◆ **Exercise prompt**: Repeat every record below exactly, leaving out the pictures.

[Data records]
▬▬▬

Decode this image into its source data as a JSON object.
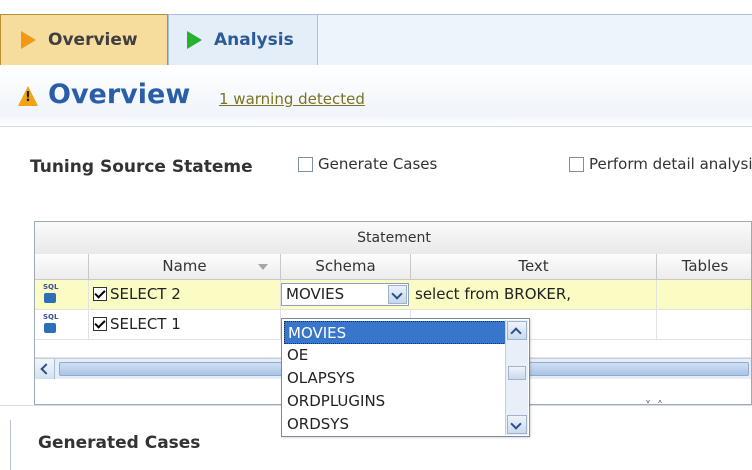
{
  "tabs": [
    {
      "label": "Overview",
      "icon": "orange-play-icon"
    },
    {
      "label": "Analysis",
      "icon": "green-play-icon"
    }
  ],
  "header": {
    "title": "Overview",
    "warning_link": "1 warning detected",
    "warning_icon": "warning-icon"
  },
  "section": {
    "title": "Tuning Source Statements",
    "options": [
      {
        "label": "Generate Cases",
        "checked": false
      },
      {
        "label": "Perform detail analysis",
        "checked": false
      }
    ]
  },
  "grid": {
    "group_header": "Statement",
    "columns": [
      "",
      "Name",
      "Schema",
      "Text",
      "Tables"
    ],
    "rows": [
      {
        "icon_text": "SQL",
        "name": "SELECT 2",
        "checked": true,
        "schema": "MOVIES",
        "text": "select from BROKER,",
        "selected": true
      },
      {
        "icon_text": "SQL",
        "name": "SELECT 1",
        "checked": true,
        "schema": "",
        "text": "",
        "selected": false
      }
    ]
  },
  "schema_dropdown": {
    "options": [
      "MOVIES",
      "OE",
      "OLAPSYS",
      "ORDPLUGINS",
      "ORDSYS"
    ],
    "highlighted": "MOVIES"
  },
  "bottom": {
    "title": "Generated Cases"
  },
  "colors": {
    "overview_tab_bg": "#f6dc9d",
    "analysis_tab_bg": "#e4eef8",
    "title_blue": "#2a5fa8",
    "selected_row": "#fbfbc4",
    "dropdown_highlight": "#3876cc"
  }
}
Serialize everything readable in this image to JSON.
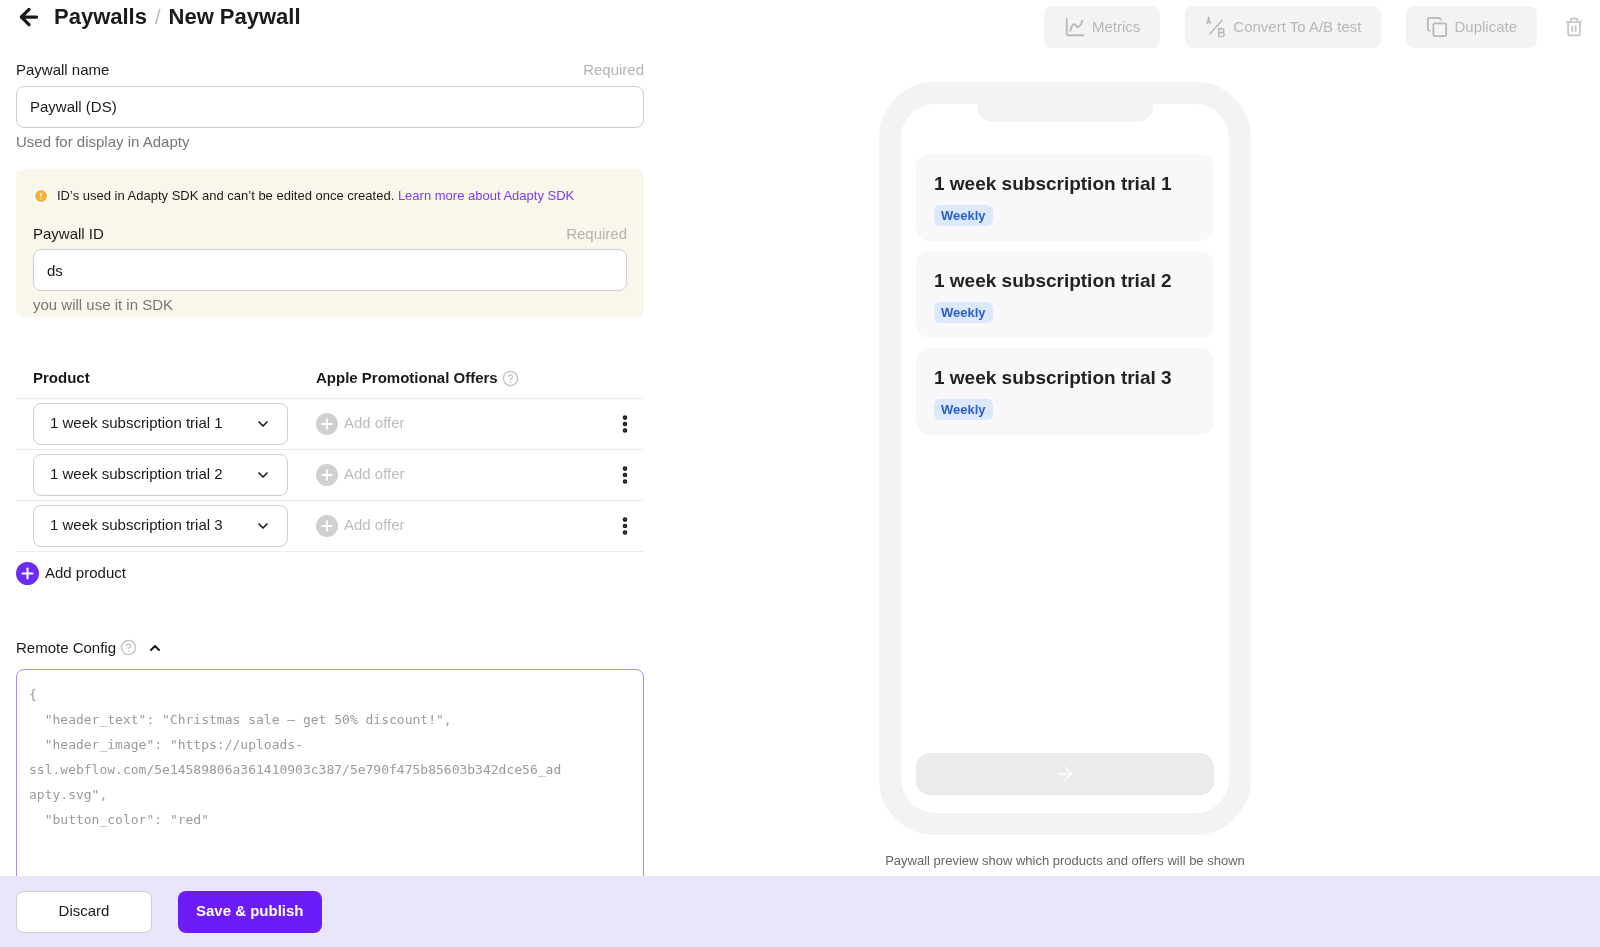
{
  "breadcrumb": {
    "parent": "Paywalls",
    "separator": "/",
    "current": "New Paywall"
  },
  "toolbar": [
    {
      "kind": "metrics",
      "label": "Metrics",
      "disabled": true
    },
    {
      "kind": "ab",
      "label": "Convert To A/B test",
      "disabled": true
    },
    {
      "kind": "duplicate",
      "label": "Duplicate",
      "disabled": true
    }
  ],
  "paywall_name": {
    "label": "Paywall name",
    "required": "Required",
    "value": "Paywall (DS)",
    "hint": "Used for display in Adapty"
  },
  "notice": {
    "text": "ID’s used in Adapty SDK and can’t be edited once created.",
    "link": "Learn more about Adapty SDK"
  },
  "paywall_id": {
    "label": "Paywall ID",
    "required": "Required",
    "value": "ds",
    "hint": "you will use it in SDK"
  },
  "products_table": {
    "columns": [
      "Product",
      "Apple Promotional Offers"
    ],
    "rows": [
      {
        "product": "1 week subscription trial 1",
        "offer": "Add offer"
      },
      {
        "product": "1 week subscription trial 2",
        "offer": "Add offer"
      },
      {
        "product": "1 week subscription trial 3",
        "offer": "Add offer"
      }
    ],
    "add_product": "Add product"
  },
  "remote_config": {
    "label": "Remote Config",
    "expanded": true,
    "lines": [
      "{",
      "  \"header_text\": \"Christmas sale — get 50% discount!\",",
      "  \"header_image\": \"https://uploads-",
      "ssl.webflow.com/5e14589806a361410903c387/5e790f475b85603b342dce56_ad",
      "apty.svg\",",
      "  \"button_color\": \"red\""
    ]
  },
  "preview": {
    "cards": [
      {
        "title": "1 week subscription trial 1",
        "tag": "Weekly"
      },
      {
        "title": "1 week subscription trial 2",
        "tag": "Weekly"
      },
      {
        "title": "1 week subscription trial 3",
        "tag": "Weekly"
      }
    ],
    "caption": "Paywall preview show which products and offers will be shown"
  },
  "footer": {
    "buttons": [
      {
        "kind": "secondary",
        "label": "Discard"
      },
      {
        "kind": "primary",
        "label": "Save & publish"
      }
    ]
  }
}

▬▬▬

◆ **Response to this task**:
Decode this image into its source data as a JSON object.
{
  "tabs": [
    {
      "label": "Overview",
      "icon": "orange-play-icon"
    },
    {
      "label": "Analysis",
      "icon": "green-play-icon"
    }
  ],
  "header": {
    "title": "Overview",
    "warning_link": "1 warning detected",
    "warning_icon": "warning-icon"
  },
  "section": {
    "title": "Tuning Source Statements",
    "options": [
      {
        "label": "Generate Cases",
        "checked": false
      },
      {
        "label": "Perform detail analysis",
        "checked": false
      }
    ]
  },
  "grid": {
    "group_header": "Statement",
    "columns": [
      "",
      "Name",
      "Schema",
      "Text",
      "Tables"
    ],
    "rows": [
      {
        "icon_text": "SQL",
        "name": "SELECT 2",
        "checked": true,
        "schema": "MOVIES",
        "text": "select from BROKER,",
        "selected": true
      },
      {
        "icon_text": "SQL",
        "name": "SELECT 1",
        "checked": true,
        "schema": "",
        "text": "",
        "selected": false
      }
    ]
  },
  "schema_dropdown": {
    "options": [
      "MOVIES",
      "OE",
      "OLAPSYS",
      "ORDPLUGINS",
      "ORDSYS"
    ],
    "highlighted": "MOVIES"
  },
  "bottom": {
    "title": "Generated Cases"
  },
  "colors": {
    "overview_tab_bg": "#f6dc9d",
    "analysis_tab_bg": "#e4eef8",
    "title_blue": "#2a5fa8",
    "selected_row": "#fbfbc4",
    "dropdown_highlight": "#3876cc"
  }
}
Serialize everything readable in this image to JSON.
{
  "breadcrumb": {
    "parent": "Paywalls",
    "separator": "/",
    "current": "New Paywall"
  },
  "toolbar": [
    {
      "kind": "metrics",
      "label": "Metrics",
      "disabled": true
    },
    {
      "kind": "ab",
      "label": "Convert To A/B test",
      "disabled": true
    },
    {
      "kind": "duplicate",
      "label": "Duplicate",
      "disabled": true
    }
  ],
  "paywall_name": {
    "label": "Paywall name",
    "required": "Required",
    "value": "Paywall (DS)",
    "hint": "Used for display in Adapty"
  },
  "notice": {
    "text": "ID’s used in Adapty SDK and can’t be edited once created.",
    "link": "Learn more about Adapty SDK"
  },
  "paywall_id": {
    "label": "Paywall ID",
    "required": "Required",
    "value": "ds",
    "hint": "you will use it in SDK"
  },
  "products_table": {
    "columns": [
      "Product",
      "Apple Promotional Offers"
    ],
    "rows": [
      {
        "product": "1 week subscription trial 1",
        "offer": "Add offer"
      },
      {
        "product": "1 week subscription trial 2",
        "offer": "Add offer"
      },
      {
        "product": "1 week subscription trial 3",
        "offer": "Add offer"
      }
    ],
    "add_product": "Add product"
  },
  "remote_config": {
    "label": "Remote Config",
    "expanded": true,
    "lines": [
      "{",
      "  \"header_text\": \"Christmas sale — get 50% discount!\",",
      "  \"header_image\": \"https://uploads-",
      "ssl.webflow.com/5e14589806a361410903c387/5e790f475b85603b342dce56_ad",
      "apty.svg\",",
      "  \"button_color\": \"red\""
    ]
  },
  "preview": {
    "cards": [
      {
        "title": "1 week subscription trial 1",
        "tag": "Weekly"
      },
      {
        "title": "1 week subscription trial 2",
        "tag": "Weekly"
      },
      {
        "title": "1 week subscription trial 3",
        "tag": "Weekly"
      }
    ],
    "caption": "Paywall preview show which products and offers will be shown"
  },
  "footer": {
    "buttons": [
      {
        "kind": "secondary",
        "label": "Discard"
      },
      {
        "kind": "primary",
        "label": "Save & publish"
      }
    ]
  }
}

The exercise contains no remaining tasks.